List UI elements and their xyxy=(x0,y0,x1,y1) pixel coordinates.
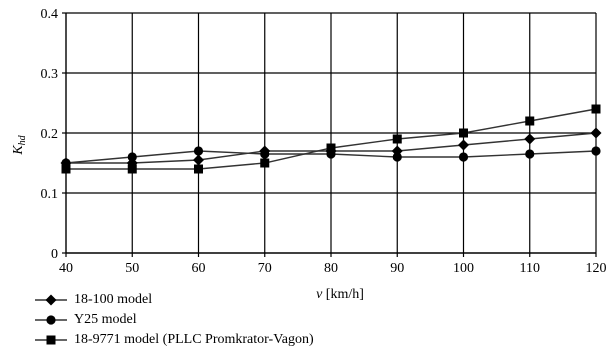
y-tick-label-3: 0.3 xyxy=(41,67,59,82)
y-axis-label-sub: hd xyxy=(17,134,28,145)
y-tick-label-1: 0.1 xyxy=(41,187,59,202)
series-3-point-110 xyxy=(525,116,535,126)
y-tick-label-0: 0 xyxy=(51,247,58,262)
grid xyxy=(66,12,597,253)
legend-swatch-3 xyxy=(35,335,67,345)
legend: 18-100 model Y25 model 18-9771 model (PLLC… xyxy=(34,290,314,350)
series-2-point-70 xyxy=(260,149,270,159)
series-3-point-40 xyxy=(61,164,71,174)
series-2-point-120 xyxy=(591,146,601,156)
series-1-point-110 xyxy=(524,133,536,145)
series-2-point-60 xyxy=(193,146,204,156)
x-tick-label-100: 100 xyxy=(453,261,474,276)
labels: Khd v [km/h] xyxy=(11,134,364,302)
x-axis-label-var: v xyxy=(316,287,323,302)
x-tick-label-90: 90 xyxy=(390,261,404,276)
series-3-point-90 xyxy=(392,134,402,144)
y-tick-label-2: 0.2 xyxy=(41,127,59,142)
x-tick-label-120: 120 xyxy=(586,261,607,276)
x-tick-label-70: 70 xyxy=(258,261,272,276)
y-tick-label-4: 0.4 xyxy=(41,7,59,22)
series-1-point-120 xyxy=(590,127,602,139)
series-layer xyxy=(60,104,602,174)
legend-swatch-marker-3 xyxy=(46,335,56,345)
series-3-point-80 xyxy=(326,143,336,153)
legend-swatch-2 xyxy=(35,315,67,325)
legend-swatch-1 xyxy=(35,294,67,306)
legend-label-1: 18-100 model xyxy=(74,292,153,307)
x-tick-label-110: 110 xyxy=(520,261,540,276)
series-3-point-50 xyxy=(127,164,137,174)
legend-label-2: Y25 model xyxy=(74,312,137,327)
legend-label-3: 18-9771 model (PLLC Promkrator-Vagon) xyxy=(74,332,314,347)
legend-item-3: 18-9771 model (PLLC Promkrator-Vagon) xyxy=(34,330,314,350)
series-3-point-100 xyxy=(459,128,468,138)
series-2-point-110 xyxy=(525,149,535,159)
series-2-point-100 xyxy=(458,152,469,162)
series-3-point-120 xyxy=(591,104,601,114)
x-axis-label: v [km/h] xyxy=(316,287,364,302)
x-tick-label-60: 60 xyxy=(192,261,206,276)
y-axis-label: Khd xyxy=(11,134,28,155)
x-axis-label-unit: [km/h] xyxy=(322,287,364,302)
series-1-point-100 xyxy=(458,139,469,151)
legend-item-2: Y25 model xyxy=(34,310,314,330)
axes: 40 50 60 70 80 90 100 110 120 0 0.1 0.2 0.3 0.4 xyxy=(41,7,607,276)
series-3-point-70 xyxy=(260,158,270,168)
x-tick-label-80: 80 xyxy=(324,261,338,276)
y-axis-label-main: K xyxy=(11,145,26,156)
series-3 xyxy=(61,104,601,174)
series-3-point-60 xyxy=(194,164,203,174)
series-1-point-60 xyxy=(193,154,204,166)
x-tick-label-50: 50 xyxy=(125,261,139,276)
series-2-point-90 xyxy=(392,152,402,162)
legend-swatch-marker-2 xyxy=(46,315,56,325)
series-2-point-50 xyxy=(127,152,137,162)
x-tick-label-40: 40 xyxy=(59,261,73,276)
legend-swatch-marker-1 xyxy=(45,294,57,306)
legend-item-1: 18-100 model xyxy=(34,290,314,310)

→ **Task requirements**
Rewrite all of the material above, changing every "model" to "design" and leaving everything else unchanged. Leave the pictures out.

→ **Response to this task**
List UI elements and their xyxy=(x0,y0,x1,y1) pixel coordinates.
y-tick-label-3: 0.3 xyxy=(41,67,59,82)
y-axis-label-sub: hd xyxy=(17,134,28,145)
y-tick-label-1: 0.1 xyxy=(41,187,59,202)
series-3-point-110 xyxy=(525,116,535,126)
y-tick-label-0: 0 xyxy=(51,247,58,262)
grid xyxy=(66,12,597,253)
legend-swatch-3 xyxy=(35,335,67,345)
legend: 18-100 design Y25 design 18-9771 design (PLLC… xyxy=(34,290,314,350)
series-2-point-70 xyxy=(260,149,270,159)
series-3-point-40 xyxy=(61,164,71,174)
series-2-point-120 xyxy=(591,146,601,156)
series-1-point-110 xyxy=(524,133,536,145)
series-2-point-60 xyxy=(193,146,204,156)
x-tick-label-100: 100 xyxy=(453,261,474,276)
labels: Khd v [km/h] xyxy=(11,134,364,302)
x-axis-label-var: v xyxy=(316,287,323,302)
x-tick-label-90: 90 xyxy=(390,261,404,276)
series-3-point-90 xyxy=(392,134,402,144)
y-tick-label-2: 0.2 xyxy=(41,127,59,142)
x-tick-label-120: 120 xyxy=(586,261,607,276)
x-tick-label-70: 70 xyxy=(258,261,272,276)
y-tick-label-4: 0.4 xyxy=(41,7,59,22)
series-1-point-120 xyxy=(590,127,602,139)
series-layer xyxy=(60,104,602,174)
legend-swatch-marker-3 xyxy=(46,335,56,345)
series-3-point-80 xyxy=(326,143,336,153)
legend-swatch-2 xyxy=(35,315,67,325)
legend-swatch-1 xyxy=(35,294,67,306)
legend-label-1: 18-100 design xyxy=(74,292,153,307)
x-tick-label-110: 110 xyxy=(520,261,540,276)
series-3-point-50 xyxy=(127,164,137,174)
legend-label-2: Y25 design xyxy=(74,312,137,327)
legend-label-3: 18-9771 design (PLLC Promkrator-Vagon) xyxy=(74,332,314,347)
legend-item-3: 18-9771 design (PLLC Promkrator-Vagon) xyxy=(34,330,314,350)
series-3-point-100 xyxy=(459,128,468,138)
series-2-point-110 xyxy=(525,149,535,159)
series-2-point-100 xyxy=(458,152,469,162)
series-3-point-120 xyxy=(591,104,601,114)
x-axis-label: v [km/h] xyxy=(316,287,364,302)
x-tick-label-60: 60 xyxy=(192,261,206,276)
y-axis-label: Khd xyxy=(11,134,28,155)
x-axis-label-unit: [km/h] xyxy=(322,287,364,302)
series-1-point-100 xyxy=(458,139,469,151)
legend-item-2: Y25 design xyxy=(34,310,314,330)
axes: 40 50 60 70 80 90 100 110 120 0 0.1 0.2 0.3 0.4 xyxy=(41,7,607,276)
series-3-point-70 xyxy=(260,158,270,168)
x-tick-label-80: 80 xyxy=(324,261,338,276)
y-axis-label-main: K xyxy=(11,145,26,156)
series-3 xyxy=(61,104,601,174)
series-3-point-60 xyxy=(194,164,203,174)
series-1-point-60 xyxy=(193,154,204,166)
x-tick-label-50: 50 xyxy=(125,261,139,276)
series-2-point-90 xyxy=(392,152,402,162)
legend-swatch-marker-2 xyxy=(46,315,56,325)
series-2-point-50 xyxy=(127,152,137,162)
x-tick-label-40: 40 xyxy=(59,261,73,276)
legend-swatch-marker-1 xyxy=(45,294,57,306)
legend-item-1: 18-100 design xyxy=(34,290,314,310)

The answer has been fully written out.